[What is asked] Word for word, transcribe every line from the one holding "Convert this document image to plain text." through the end of the records, but not the pictures.

[Excerpted records]
BEGIN

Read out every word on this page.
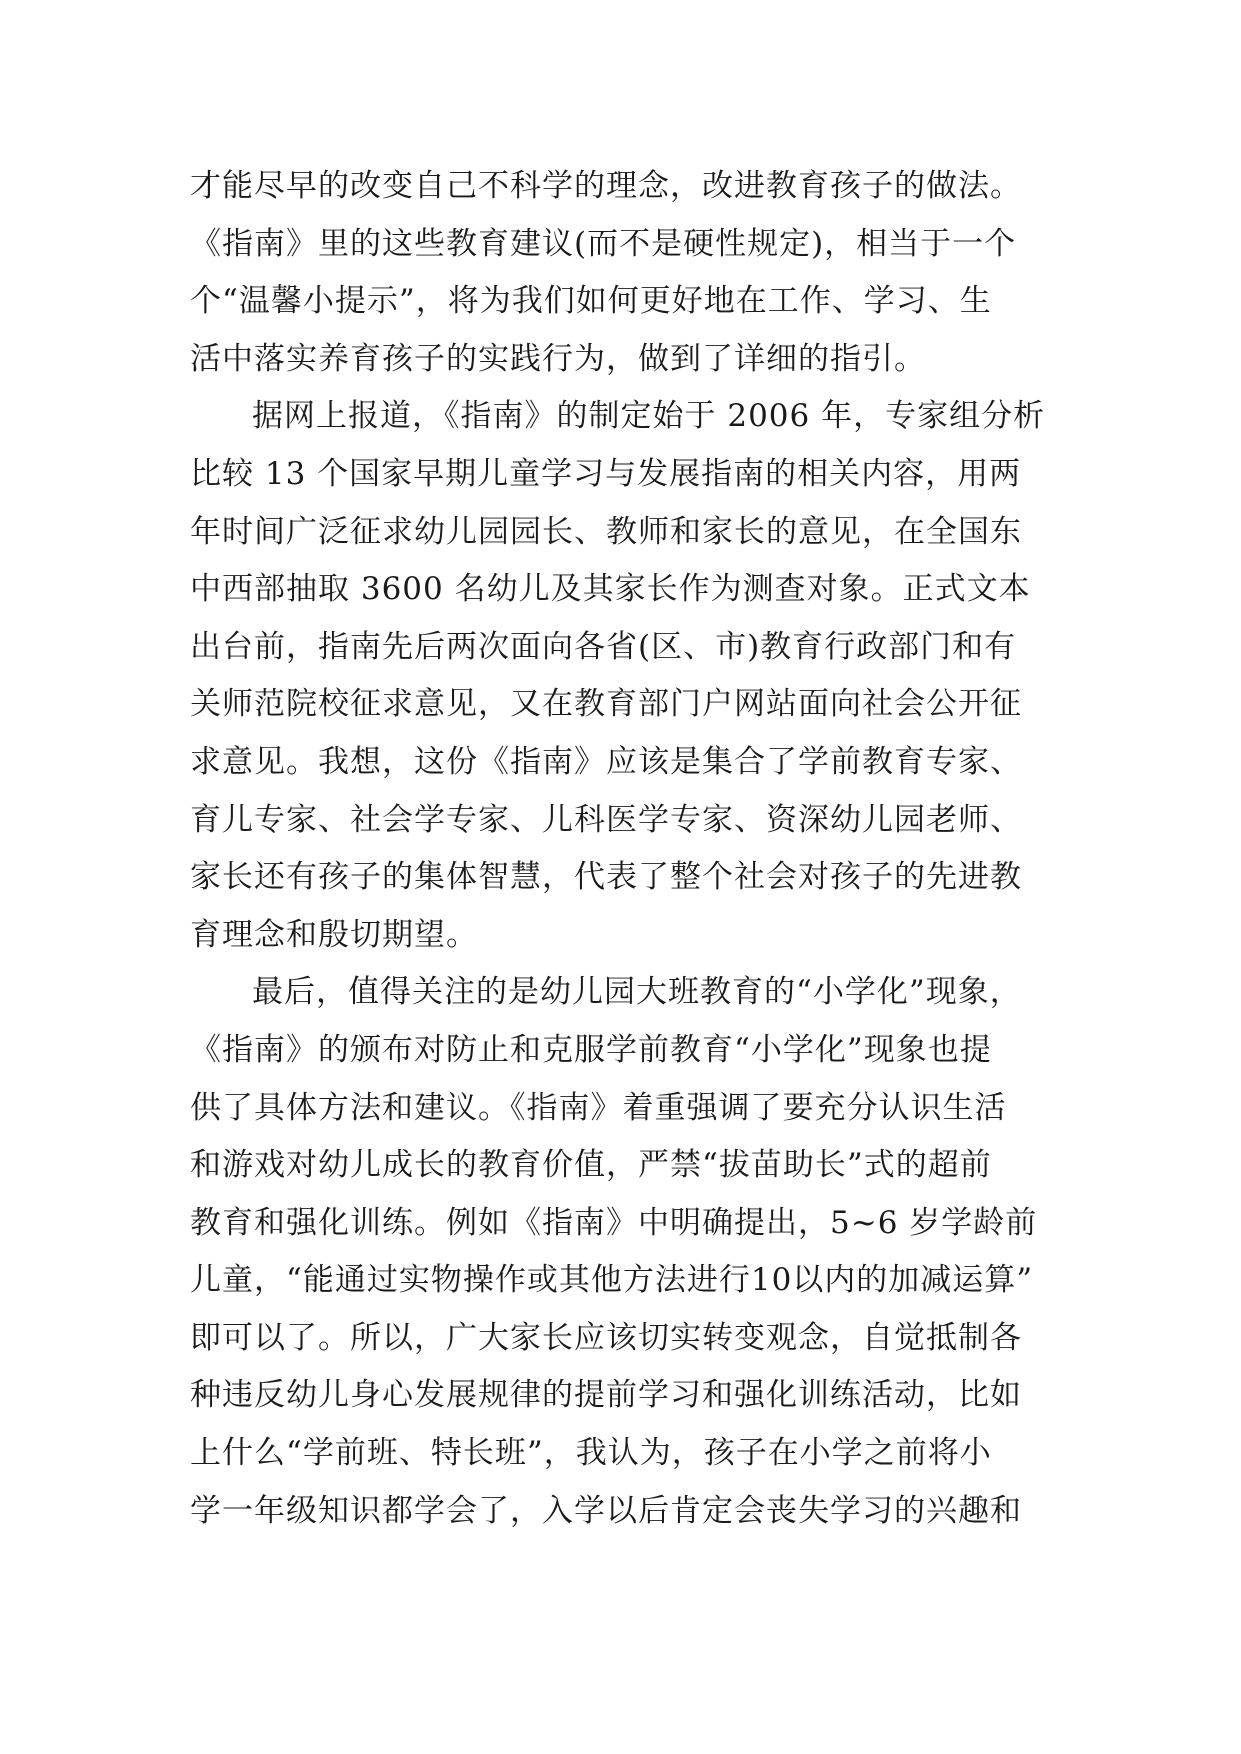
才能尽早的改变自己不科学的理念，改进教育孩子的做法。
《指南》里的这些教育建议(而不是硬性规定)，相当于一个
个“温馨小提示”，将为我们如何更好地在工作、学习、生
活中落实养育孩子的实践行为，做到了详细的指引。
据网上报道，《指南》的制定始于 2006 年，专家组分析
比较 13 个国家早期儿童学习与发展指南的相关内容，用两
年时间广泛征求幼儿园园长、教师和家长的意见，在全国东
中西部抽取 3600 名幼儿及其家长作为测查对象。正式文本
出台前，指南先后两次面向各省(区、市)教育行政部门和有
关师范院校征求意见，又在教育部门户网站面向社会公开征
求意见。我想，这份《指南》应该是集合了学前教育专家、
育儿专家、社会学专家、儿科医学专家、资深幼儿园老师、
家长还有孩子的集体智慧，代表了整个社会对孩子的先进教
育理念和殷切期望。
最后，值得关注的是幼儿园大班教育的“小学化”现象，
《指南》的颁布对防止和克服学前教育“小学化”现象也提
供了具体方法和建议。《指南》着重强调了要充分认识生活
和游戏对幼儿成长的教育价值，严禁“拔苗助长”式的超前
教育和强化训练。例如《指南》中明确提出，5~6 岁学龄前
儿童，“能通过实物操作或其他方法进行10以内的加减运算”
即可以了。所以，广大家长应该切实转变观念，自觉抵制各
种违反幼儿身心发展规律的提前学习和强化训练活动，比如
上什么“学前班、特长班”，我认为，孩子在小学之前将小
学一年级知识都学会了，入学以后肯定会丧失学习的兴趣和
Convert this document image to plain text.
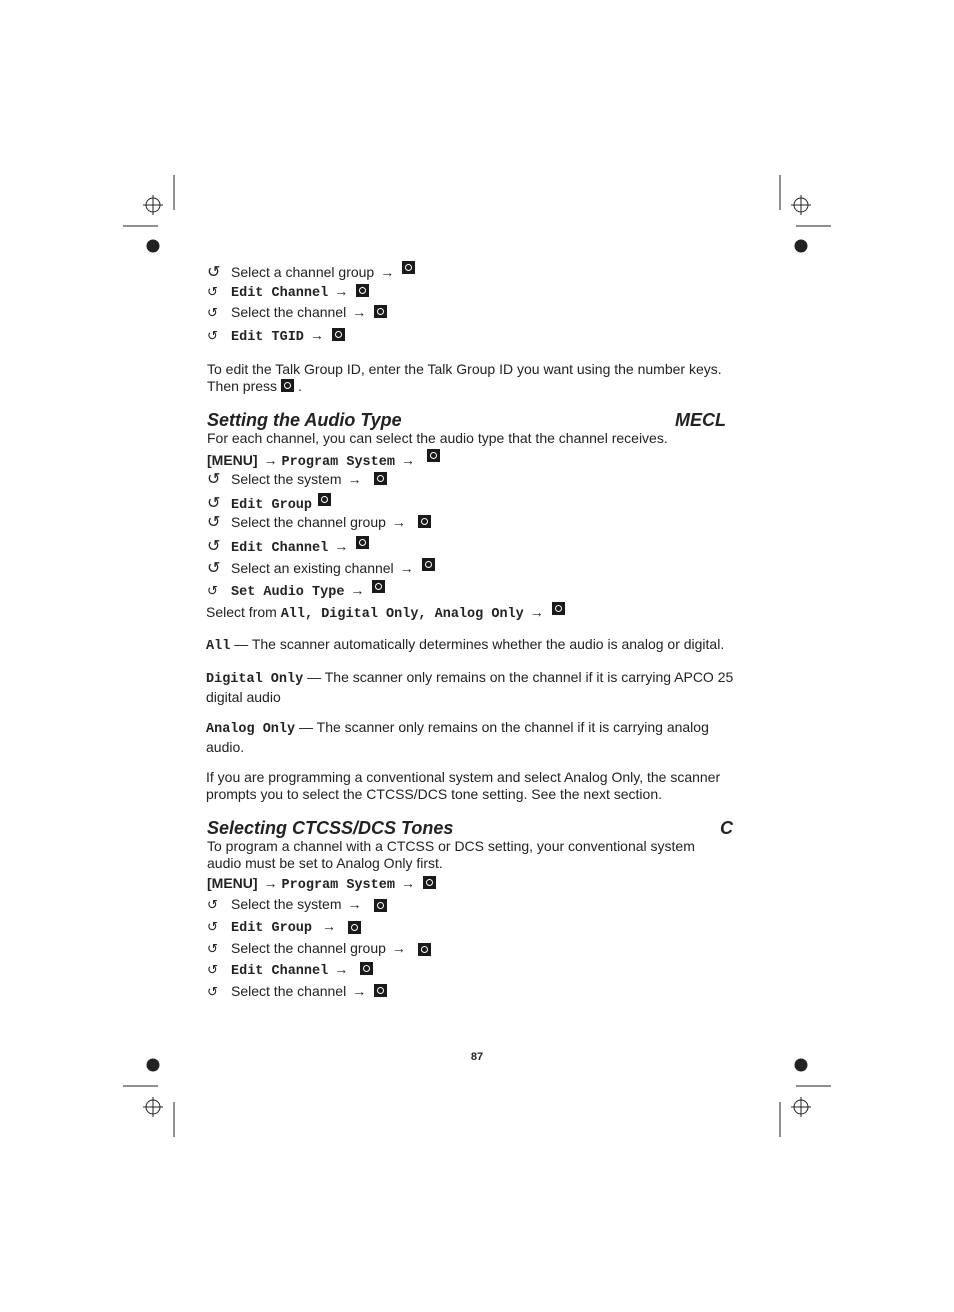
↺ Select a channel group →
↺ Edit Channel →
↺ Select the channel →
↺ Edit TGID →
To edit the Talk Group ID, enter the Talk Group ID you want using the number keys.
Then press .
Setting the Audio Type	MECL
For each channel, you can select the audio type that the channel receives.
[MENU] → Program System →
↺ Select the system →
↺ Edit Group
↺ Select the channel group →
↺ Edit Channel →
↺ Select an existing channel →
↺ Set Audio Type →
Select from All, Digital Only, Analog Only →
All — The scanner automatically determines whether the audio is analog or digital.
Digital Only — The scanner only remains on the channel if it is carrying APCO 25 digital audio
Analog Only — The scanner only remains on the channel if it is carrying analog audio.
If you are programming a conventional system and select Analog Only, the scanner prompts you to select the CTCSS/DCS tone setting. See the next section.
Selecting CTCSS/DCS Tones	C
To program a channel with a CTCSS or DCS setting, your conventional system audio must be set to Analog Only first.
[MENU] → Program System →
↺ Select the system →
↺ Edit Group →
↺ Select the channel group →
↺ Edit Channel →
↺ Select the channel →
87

END

[Solution for this task]
Convert this document image to plain text.
↺ Select a channel group →
↺ Edit Channel →
↺ Select the channel →
↺ Edit TGID →
To edit the Talk Group ID, enter the Talk Group ID you want using the number keys.
Then press .
Setting the Audio Type	MECL
For each channel, you can select the audio type that the channel receives.
[MENU] → Program System →
↺ Select the system →
↺ Edit Group
↺ Select the channel group →
↺ Edit Channel →
↺ Select an existing channel →
↺ Set Audio Type →
Select from All, Digital Only, Analog Only →
All — The scanner automatically determines whether the audio is analog or digital.
Digital Only — The scanner only remains on the channel if it is carrying APCO 25 digital audio
Analog Only — The scanner only remains on the channel if it is carrying analog audio.
If you are programming a conventional system and select Analog Only, the scanner prompts you to select the CTCSS/DCS tone setting. See the next section.
Selecting CTCSS/DCS Tones	C
To program a channel with a CTCSS or DCS setting, your conventional system audio must be set to Analog Only first.
[MENU] → Program System →
↺ Select the system →
↺ Edit Group →
↺ Select the channel group →
↺ Edit Channel →
↺ Select the channel →
87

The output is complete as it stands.